--- Start TASK INPUT ---

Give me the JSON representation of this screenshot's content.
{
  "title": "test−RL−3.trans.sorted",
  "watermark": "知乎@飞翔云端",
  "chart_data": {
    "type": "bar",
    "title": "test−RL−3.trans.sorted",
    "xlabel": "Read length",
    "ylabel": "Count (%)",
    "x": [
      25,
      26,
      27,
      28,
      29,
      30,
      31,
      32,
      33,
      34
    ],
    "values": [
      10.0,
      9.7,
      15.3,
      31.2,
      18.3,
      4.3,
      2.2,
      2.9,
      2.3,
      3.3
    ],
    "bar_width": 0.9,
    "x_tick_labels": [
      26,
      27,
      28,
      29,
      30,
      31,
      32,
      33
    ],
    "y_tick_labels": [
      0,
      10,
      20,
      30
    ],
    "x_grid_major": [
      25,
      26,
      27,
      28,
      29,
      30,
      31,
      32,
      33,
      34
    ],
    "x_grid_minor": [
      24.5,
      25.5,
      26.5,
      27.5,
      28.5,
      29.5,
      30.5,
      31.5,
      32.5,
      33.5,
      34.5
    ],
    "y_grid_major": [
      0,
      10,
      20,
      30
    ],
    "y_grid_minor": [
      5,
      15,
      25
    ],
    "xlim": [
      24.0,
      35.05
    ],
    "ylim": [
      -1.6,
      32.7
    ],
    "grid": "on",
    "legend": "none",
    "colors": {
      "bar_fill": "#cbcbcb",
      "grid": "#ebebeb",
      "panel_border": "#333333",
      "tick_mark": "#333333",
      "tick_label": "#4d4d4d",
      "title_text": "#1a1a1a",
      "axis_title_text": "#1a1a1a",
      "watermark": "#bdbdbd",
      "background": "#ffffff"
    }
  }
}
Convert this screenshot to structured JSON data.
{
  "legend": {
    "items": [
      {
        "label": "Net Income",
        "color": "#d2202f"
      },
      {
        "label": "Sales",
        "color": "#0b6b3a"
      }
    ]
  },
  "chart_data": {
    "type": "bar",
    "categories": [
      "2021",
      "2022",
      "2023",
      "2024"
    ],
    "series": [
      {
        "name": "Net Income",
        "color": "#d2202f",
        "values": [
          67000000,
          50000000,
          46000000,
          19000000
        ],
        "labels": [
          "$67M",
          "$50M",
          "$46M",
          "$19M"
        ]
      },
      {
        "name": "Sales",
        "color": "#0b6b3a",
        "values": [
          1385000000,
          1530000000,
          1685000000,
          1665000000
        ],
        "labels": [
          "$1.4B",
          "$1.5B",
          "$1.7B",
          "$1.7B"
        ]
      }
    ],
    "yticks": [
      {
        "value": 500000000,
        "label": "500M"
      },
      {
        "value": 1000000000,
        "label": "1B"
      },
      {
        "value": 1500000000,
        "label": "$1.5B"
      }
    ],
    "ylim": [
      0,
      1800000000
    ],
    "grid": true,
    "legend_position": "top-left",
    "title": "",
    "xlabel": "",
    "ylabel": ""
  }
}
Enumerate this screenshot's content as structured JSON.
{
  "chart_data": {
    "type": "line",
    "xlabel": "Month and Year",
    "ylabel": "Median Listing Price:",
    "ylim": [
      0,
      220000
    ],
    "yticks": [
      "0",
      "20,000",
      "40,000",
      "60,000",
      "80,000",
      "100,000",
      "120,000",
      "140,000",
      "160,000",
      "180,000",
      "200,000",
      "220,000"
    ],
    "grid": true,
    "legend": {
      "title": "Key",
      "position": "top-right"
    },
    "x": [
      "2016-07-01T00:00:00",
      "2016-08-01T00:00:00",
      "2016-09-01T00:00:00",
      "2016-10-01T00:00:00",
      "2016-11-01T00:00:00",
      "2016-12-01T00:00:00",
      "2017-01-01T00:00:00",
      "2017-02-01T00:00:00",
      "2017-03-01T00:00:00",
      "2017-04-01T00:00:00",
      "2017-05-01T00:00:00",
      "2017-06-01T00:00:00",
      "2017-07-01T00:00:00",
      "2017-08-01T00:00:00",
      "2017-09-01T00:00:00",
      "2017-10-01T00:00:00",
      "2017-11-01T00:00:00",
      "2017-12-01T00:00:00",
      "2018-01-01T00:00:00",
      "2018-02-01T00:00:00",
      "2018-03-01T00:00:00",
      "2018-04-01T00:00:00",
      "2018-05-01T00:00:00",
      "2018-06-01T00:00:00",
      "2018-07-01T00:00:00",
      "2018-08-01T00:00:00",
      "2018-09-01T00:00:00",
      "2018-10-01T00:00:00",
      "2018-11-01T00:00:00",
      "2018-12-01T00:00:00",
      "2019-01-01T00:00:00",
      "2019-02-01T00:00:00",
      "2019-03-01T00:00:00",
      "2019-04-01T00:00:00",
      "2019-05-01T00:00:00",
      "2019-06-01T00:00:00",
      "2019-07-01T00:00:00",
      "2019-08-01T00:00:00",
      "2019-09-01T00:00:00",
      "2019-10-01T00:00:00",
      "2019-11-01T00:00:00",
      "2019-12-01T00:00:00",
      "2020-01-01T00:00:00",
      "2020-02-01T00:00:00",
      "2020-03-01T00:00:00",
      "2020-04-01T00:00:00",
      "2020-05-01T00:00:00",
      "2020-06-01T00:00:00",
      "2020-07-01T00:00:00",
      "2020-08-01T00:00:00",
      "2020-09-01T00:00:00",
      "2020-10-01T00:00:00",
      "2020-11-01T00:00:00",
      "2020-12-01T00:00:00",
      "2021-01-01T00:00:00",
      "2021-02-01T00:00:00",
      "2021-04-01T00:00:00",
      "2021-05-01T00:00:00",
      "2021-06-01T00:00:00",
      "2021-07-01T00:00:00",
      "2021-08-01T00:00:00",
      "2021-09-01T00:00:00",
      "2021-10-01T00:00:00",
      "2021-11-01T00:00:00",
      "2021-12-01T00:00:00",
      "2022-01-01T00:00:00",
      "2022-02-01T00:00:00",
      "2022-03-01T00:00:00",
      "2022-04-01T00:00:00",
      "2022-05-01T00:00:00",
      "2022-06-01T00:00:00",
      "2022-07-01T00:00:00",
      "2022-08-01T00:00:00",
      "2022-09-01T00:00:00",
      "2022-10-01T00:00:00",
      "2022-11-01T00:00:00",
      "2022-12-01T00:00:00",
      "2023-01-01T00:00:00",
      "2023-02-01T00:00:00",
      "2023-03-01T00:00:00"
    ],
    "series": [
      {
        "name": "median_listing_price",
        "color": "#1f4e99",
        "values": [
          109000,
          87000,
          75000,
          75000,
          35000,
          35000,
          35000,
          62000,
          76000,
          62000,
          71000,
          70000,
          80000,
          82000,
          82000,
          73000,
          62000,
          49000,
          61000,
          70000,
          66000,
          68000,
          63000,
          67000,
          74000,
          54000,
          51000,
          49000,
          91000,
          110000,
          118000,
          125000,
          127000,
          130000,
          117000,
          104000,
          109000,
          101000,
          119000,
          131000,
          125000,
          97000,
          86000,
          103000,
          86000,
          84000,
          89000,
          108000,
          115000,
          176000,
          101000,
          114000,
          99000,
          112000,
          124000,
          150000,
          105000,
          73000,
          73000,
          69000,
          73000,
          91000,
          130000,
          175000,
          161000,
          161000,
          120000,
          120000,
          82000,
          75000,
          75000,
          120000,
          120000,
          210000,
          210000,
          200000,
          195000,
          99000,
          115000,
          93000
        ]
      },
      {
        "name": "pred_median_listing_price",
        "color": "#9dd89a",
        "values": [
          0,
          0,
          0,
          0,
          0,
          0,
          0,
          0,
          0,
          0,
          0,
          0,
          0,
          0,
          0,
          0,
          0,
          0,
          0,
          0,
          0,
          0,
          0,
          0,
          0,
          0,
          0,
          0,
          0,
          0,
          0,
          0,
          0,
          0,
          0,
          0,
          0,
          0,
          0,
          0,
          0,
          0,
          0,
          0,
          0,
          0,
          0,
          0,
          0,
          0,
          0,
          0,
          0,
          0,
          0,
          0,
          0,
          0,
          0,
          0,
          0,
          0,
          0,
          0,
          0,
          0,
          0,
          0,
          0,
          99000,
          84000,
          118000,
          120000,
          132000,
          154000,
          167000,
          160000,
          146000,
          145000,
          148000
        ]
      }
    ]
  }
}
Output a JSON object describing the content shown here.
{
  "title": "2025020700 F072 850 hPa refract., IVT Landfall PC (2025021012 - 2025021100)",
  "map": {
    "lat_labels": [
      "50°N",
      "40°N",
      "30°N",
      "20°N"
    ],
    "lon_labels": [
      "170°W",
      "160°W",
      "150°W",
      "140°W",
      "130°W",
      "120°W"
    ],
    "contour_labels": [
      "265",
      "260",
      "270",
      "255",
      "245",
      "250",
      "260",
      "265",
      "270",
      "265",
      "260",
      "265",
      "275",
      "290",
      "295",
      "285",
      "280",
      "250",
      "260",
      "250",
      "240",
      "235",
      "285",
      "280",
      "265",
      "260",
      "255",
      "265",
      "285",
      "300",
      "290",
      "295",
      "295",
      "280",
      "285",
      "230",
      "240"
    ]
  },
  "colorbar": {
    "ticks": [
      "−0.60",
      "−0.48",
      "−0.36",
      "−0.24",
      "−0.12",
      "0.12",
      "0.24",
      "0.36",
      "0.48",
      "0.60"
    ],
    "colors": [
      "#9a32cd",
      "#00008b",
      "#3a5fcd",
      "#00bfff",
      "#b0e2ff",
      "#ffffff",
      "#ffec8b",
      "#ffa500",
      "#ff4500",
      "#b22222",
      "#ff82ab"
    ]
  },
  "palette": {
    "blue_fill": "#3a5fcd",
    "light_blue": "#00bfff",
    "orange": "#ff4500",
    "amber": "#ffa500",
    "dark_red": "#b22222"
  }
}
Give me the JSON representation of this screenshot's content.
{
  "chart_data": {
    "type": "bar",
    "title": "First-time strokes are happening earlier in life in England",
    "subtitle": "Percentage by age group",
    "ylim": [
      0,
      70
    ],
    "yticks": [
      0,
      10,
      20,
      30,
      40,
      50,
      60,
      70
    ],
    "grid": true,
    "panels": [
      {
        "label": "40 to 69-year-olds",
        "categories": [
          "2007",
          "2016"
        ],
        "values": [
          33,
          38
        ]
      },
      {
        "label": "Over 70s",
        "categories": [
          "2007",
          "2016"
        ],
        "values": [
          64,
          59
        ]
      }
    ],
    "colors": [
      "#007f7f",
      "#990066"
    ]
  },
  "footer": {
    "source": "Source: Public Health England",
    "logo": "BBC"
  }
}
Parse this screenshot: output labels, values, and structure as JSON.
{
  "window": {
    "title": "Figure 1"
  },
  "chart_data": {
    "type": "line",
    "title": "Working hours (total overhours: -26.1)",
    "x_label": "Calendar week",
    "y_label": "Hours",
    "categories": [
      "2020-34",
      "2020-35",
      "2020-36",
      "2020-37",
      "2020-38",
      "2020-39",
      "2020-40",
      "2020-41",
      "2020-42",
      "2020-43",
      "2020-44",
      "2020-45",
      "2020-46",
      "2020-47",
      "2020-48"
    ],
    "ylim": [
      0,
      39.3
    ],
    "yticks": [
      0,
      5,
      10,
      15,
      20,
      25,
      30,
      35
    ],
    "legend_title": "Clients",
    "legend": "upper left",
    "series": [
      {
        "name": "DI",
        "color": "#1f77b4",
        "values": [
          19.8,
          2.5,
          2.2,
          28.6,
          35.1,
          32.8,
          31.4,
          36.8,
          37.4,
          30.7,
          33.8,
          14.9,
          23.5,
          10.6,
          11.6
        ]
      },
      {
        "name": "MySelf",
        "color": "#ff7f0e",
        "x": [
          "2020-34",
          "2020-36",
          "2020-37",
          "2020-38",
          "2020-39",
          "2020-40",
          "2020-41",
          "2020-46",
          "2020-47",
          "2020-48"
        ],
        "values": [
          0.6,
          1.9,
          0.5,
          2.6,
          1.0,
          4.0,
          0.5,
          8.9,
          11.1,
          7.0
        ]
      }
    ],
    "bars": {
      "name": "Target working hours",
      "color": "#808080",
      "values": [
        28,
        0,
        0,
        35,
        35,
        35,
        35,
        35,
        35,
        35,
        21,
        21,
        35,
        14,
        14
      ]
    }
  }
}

--- End TASK INPUT ---

**AIM OF THE TASK:** Where a line above holds the string "watermark", show that line.

**SOLUTION FOR THIS TASK:**
  "watermark": "知乎@飞翔云端",
      "watermark": "#bdbdbd",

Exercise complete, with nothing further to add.